## Brief
Reproduce all the lines exactly as they stand, apart from the pictures.

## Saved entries

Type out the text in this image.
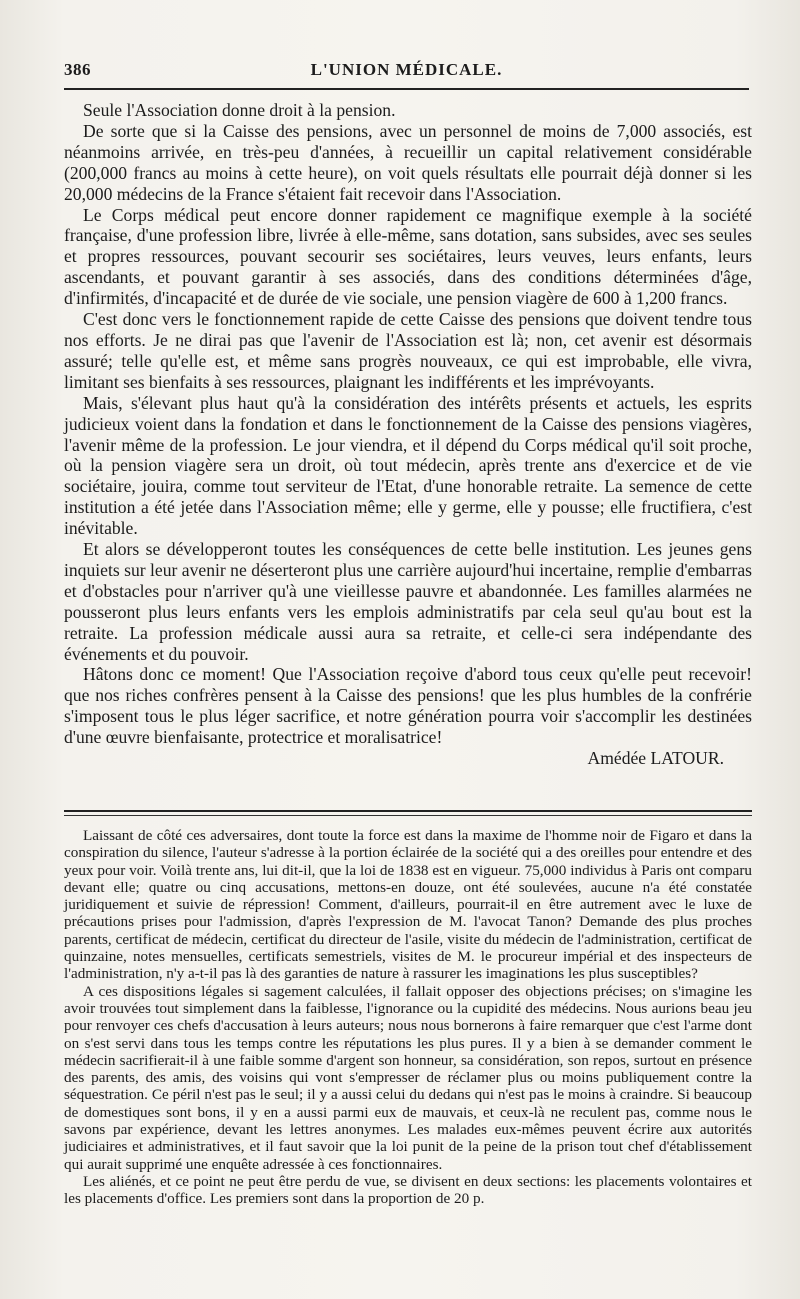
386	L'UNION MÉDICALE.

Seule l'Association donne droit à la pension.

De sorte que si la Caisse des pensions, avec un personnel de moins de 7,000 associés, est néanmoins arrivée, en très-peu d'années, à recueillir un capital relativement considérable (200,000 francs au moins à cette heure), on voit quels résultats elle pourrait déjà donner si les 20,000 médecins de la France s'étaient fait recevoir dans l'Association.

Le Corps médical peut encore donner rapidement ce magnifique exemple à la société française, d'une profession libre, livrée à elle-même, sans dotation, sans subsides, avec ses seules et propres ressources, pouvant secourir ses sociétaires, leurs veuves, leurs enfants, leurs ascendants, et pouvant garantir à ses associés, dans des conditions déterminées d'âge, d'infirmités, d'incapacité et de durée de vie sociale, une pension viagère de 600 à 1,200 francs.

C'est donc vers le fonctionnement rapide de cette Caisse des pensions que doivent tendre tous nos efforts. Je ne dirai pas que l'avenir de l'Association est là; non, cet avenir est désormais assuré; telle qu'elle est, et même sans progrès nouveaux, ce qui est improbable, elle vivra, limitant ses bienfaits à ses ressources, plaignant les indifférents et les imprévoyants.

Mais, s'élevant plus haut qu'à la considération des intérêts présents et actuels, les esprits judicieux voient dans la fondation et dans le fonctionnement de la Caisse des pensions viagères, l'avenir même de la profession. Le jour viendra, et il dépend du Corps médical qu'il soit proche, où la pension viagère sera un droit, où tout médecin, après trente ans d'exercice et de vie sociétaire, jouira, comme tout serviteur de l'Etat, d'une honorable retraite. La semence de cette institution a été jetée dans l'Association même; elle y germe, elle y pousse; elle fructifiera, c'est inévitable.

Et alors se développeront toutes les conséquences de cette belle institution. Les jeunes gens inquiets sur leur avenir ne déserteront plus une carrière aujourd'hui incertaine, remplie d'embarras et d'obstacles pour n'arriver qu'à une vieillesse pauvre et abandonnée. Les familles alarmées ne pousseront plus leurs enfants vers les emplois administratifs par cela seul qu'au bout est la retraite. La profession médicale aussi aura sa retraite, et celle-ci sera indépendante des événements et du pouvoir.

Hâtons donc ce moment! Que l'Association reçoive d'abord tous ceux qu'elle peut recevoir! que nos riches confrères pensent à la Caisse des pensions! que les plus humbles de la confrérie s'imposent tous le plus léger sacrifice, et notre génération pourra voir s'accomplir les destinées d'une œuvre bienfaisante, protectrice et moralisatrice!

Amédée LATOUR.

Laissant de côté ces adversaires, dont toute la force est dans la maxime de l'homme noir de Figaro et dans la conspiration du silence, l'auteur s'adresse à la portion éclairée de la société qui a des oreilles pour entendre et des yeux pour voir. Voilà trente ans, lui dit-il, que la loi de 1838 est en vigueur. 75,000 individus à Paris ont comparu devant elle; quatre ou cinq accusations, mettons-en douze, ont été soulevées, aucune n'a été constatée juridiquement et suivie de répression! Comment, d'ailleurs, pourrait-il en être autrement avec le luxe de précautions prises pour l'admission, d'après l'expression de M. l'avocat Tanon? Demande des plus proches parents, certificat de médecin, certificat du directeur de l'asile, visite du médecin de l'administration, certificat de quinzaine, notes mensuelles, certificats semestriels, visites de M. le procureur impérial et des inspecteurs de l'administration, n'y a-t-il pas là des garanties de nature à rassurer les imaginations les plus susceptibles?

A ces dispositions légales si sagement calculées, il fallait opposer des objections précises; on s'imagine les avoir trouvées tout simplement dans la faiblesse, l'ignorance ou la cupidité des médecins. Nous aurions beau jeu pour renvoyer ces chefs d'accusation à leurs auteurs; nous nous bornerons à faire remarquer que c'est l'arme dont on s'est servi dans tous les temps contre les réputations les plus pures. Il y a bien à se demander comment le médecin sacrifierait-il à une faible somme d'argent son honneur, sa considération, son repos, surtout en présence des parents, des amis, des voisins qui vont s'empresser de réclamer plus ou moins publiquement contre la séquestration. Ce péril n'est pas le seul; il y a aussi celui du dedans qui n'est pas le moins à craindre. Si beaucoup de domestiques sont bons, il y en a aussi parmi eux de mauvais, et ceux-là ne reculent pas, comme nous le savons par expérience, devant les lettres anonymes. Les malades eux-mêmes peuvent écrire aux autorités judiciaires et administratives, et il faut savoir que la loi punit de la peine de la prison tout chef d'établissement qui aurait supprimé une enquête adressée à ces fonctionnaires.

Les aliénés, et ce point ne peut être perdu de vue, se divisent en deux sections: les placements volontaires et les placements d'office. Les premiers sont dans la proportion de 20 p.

## Answer
Type out the text in this image.
386	L'UNION MÉDICALE.

Seule l'Association donne droit à la pension.

De sorte que si la Caisse des pensions, avec un personnel de moins de 7,000 associés, est néanmoins arrivée, en très-peu d'années, à recueillir un capital relativement considérable (200,000 francs au moins à cette heure), on voit quels résultats elle pourrait déjà donner si les 20,000 médecins de la France s'étaient fait recevoir dans l'Association.

Le Corps médical peut encore donner rapidement ce magnifique exemple à la société française, d'une profession libre, livrée à elle-même, sans dotation, sans subsides, avec ses seules et propres ressources, pouvant secourir ses sociétaires, leurs veuves, leurs enfants, leurs ascendants, et pouvant garantir à ses associés, dans des conditions déterminées d'âge, d'infirmités, d'incapacité et de durée de vie sociale, une pension viagère de 600 à 1,200 francs.

C'est donc vers le fonctionnement rapide de cette Caisse des pensions que doivent tendre tous nos efforts. Je ne dirai pas que l'avenir de l'Association est là; non, cet avenir est désormais assuré; telle qu'elle est, et même sans progrès nouveaux, ce qui est improbable, elle vivra, limitant ses bienfaits à ses ressources, plaignant les indifférents et les imprévoyants.

Mais, s'élevant plus haut qu'à la considération des intérêts présents et actuels, les esprits judicieux voient dans la fondation et dans le fonctionnement de la Caisse des pensions viagères, l'avenir même de la profession. Le jour viendra, et il dépend du Corps médical qu'il soit proche, où la pension viagère sera un droit, où tout médecin, après trente ans d'exercice et de vie sociétaire, jouira, comme tout serviteur de l'Etat, d'une honorable retraite. La semence de cette institution a été jetée dans l'Association même; elle y germe, elle y pousse; elle fructifiera, c'est inévitable.

Et alors se développeront toutes les conséquences de cette belle institution. Les jeunes gens inquiets sur leur avenir ne déserteront plus une carrière aujourd'hui incertaine, remplie d'embarras et d'obstacles pour n'arriver qu'à une vieillesse pauvre et abandonnée. Les familles alarmées ne pousseront plus leurs enfants vers les emplois administratifs par cela seul qu'au bout est la retraite. La profession médicale aussi aura sa retraite, et celle-ci sera indépendante des événements et du pouvoir.

Hâtons donc ce moment! Que l'Association reçoive d'abord tous ceux qu'elle peut recevoir! que nos riches confrères pensent à la Caisse des pensions! que les plus humbles de la confrérie s'imposent tous le plus léger sacrifice, et notre génération pourra voir s'accomplir les destinées d'une œuvre bienfaisante, protectrice et moralisatrice!

Amédée LATOUR.

Laissant de côté ces adversaires, dont toute la force est dans la maxime de l'homme noir de Figaro et dans la conspiration du silence, l'auteur s'adresse à la portion éclairée de la société qui a des oreilles pour entendre et des yeux pour voir. Voilà trente ans, lui dit-il, que la loi de 1838 est en vigueur. 75,000 individus à Paris ont comparu devant elle; quatre ou cinq accusations, mettons-en douze, ont été soulevées, aucune n'a été constatée juridiquement et suivie de répression! Comment, d'ailleurs, pourrait-il en être autrement avec le luxe de précautions prises pour l'admission, d'après l'expression de M. l'avocat Tanon? Demande des plus proches parents, certificat de médecin, certificat du directeur de l'asile, visite du médecin de l'administration, certificat de quinzaine, notes mensuelles, certificats semestriels, visites de M. le procureur impérial et des inspecteurs de l'administration, n'y a-t-il pas là des garanties de nature à rassurer les imaginations les plus susceptibles?

A ces dispositions légales si sagement calculées, il fallait opposer des objections précises; on s'imagine les avoir trouvées tout simplement dans la faiblesse, l'ignorance ou la cupidité des médecins. Nous aurions beau jeu pour renvoyer ces chefs d'accusation à leurs auteurs; nous nous bornerons à faire remarquer que c'est l'arme dont on s'est servi dans tous les temps contre les réputations les plus pures. Il y a bien à se demander comment le médecin sacrifierait-il à une faible somme d'argent son honneur, sa considération, son repos, surtout en présence des parents, des amis, des voisins qui vont s'empresser de réclamer plus ou moins publiquement contre la séquestration. Ce péril n'est pas le seul; il y a aussi celui du dedans qui n'est pas le moins à craindre. Si beaucoup de domestiques sont bons, il y en a aussi parmi eux de mauvais, et ceux-là ne reculent pas, comme nous le savons par expérience, devant les lettres anonymes. Les malades eux-mêmes peuvent écrire aux autorités judiciaires et administratives, et il faut savoir que la loi punit de la peine de la prison tout chef d'établissement qui aurait supprimé une enquête adressée à ces fonctionnaires.

Les aliénés, et ce point ne peut être perdu de vue, se divisent en deux sections: les placements volontaires et les placements d'office. Les premiers sont dans la proportion de 20 p.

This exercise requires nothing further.